* **Problem requirements**
Look for "title" in the records and copy every line that has it.

Figure content listings
******

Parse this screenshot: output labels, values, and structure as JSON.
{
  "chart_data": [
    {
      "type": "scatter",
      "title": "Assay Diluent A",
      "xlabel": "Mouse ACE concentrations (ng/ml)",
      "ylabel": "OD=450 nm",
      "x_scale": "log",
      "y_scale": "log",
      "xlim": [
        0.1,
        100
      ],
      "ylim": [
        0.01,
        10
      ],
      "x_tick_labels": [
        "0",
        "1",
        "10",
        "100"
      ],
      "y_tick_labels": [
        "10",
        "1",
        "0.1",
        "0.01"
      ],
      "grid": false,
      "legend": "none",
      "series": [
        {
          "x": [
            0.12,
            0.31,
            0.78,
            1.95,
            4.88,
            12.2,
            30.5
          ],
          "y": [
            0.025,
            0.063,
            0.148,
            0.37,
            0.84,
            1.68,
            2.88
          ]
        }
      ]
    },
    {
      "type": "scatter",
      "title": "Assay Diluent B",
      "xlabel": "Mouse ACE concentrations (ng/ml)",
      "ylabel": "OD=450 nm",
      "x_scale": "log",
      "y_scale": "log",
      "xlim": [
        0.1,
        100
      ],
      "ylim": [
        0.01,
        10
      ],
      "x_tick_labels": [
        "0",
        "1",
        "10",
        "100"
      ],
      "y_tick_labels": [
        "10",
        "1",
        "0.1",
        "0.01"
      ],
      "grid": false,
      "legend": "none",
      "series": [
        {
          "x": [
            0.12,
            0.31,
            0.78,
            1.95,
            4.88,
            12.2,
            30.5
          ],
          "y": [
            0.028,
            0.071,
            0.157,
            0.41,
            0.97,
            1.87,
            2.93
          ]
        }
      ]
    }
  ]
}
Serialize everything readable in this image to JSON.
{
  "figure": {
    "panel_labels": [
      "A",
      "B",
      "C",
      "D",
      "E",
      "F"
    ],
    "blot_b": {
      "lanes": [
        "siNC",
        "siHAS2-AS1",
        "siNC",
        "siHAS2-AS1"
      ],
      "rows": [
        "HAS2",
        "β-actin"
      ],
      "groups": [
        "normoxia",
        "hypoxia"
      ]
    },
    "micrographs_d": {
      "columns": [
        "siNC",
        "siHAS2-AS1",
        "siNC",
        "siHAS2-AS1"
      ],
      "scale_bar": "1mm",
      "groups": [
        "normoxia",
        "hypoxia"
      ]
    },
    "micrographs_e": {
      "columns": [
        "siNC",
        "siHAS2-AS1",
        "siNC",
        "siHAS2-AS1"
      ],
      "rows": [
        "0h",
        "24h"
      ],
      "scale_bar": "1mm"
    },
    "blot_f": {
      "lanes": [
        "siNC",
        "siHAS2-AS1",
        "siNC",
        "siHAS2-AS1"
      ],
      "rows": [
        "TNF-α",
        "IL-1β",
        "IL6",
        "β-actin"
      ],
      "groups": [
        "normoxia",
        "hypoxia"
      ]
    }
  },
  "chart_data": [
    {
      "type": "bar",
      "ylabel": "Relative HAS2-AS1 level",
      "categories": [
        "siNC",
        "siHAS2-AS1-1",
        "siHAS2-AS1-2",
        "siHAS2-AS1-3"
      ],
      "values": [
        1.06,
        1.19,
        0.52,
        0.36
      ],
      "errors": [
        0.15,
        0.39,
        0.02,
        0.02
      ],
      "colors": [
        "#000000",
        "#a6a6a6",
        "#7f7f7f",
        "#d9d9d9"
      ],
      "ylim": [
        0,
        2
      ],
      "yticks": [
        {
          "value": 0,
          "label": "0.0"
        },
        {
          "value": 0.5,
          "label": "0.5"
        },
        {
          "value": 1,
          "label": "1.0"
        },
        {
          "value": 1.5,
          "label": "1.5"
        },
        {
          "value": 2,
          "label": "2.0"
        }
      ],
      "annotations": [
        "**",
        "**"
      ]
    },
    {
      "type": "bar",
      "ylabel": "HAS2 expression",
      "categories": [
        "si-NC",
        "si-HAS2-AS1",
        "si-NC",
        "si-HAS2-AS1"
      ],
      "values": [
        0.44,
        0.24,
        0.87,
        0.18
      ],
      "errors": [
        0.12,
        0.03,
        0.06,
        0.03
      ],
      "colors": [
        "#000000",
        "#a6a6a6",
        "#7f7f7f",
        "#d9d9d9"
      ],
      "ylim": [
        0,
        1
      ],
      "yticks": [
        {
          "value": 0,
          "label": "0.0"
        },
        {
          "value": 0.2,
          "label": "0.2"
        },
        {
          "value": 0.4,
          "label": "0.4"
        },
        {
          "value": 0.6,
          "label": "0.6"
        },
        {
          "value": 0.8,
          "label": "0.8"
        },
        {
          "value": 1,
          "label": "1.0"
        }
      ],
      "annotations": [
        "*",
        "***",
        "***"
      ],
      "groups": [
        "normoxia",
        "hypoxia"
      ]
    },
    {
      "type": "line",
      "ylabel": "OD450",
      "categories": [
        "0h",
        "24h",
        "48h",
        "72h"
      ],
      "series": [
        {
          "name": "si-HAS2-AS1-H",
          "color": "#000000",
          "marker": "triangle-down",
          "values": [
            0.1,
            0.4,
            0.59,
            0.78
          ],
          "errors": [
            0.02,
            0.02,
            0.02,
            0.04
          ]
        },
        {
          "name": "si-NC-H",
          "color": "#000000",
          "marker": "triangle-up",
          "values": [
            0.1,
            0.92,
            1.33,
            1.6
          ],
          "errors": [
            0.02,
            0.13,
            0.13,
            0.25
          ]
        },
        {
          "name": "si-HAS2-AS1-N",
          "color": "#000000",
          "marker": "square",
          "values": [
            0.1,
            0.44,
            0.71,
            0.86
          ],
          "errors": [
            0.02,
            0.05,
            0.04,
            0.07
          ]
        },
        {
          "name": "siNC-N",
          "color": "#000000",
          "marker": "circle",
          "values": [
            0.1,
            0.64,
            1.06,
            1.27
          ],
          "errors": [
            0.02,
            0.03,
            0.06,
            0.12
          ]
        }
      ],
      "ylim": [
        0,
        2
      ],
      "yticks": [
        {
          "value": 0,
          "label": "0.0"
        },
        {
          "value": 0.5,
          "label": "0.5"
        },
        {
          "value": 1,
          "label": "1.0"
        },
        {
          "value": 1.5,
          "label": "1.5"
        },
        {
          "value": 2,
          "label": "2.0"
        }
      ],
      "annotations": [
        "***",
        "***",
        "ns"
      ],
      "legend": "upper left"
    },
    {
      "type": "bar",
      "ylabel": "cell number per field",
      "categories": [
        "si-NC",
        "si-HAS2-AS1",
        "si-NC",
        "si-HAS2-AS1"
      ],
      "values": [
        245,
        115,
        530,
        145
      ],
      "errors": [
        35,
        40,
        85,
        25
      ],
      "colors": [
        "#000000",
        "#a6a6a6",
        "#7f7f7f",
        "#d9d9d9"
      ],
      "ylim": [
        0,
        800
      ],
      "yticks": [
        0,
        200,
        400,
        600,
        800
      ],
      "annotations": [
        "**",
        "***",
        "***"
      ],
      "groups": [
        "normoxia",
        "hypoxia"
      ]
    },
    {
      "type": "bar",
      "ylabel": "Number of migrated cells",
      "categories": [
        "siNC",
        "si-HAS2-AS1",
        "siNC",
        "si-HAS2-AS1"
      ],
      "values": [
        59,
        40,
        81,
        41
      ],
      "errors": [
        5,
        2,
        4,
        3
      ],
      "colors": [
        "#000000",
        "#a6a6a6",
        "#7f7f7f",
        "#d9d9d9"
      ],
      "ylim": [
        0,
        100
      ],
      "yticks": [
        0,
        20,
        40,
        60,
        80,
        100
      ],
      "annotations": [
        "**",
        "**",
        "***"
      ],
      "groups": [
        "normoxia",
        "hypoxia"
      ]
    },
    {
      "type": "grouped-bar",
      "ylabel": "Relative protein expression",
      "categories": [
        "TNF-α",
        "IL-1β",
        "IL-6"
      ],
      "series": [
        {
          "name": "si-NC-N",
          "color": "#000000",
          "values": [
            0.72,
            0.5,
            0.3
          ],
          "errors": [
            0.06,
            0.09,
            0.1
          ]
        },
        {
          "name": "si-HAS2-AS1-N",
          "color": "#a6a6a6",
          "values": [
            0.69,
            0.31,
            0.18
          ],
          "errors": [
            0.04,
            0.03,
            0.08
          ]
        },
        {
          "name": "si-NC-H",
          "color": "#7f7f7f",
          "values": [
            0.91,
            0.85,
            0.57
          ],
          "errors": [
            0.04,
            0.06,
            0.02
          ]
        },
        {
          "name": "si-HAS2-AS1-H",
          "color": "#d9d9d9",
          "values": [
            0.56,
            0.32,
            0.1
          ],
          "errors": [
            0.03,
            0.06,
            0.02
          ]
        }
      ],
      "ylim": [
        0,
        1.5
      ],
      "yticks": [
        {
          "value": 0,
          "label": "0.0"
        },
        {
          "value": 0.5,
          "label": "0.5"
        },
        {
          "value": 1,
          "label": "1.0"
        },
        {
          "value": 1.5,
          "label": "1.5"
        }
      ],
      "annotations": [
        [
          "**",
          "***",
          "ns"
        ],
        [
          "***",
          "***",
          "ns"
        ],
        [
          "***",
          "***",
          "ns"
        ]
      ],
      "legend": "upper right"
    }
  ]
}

******

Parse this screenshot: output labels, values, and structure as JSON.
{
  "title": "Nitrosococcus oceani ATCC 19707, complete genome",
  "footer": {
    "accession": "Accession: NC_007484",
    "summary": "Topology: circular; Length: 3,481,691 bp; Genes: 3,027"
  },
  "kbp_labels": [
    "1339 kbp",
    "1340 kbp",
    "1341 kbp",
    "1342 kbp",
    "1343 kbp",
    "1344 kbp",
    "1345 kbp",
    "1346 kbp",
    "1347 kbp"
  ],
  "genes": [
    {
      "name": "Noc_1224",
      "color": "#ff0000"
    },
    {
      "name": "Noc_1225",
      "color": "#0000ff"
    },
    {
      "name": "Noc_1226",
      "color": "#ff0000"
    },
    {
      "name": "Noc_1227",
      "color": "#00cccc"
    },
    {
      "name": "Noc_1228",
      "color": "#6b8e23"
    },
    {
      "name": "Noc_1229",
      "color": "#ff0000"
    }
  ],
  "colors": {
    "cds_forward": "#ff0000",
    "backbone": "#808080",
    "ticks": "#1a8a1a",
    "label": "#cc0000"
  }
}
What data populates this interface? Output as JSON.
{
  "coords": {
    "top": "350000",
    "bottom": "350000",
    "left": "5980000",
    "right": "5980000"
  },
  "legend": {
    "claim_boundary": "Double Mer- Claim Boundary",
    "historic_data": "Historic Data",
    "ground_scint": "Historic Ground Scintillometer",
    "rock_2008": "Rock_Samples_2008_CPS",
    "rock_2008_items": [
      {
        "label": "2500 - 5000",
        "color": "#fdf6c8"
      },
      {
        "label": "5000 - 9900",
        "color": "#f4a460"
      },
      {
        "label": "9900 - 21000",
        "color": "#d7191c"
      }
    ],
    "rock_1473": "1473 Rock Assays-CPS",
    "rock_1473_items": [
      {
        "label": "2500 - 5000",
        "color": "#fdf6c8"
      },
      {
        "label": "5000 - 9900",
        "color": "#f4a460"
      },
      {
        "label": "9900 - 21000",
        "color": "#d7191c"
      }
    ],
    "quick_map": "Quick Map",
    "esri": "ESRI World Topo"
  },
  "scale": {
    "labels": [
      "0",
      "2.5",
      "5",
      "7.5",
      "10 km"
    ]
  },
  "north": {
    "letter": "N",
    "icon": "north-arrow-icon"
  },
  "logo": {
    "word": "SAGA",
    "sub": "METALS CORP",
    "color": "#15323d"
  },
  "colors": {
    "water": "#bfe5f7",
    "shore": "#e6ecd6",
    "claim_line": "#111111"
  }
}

******

* **Output below**
      "title": "Assay Diluent A",
      "title": "Assay Diluent B",
  "title": "Nitrosococcus oceani ATCC 19707, complete genome",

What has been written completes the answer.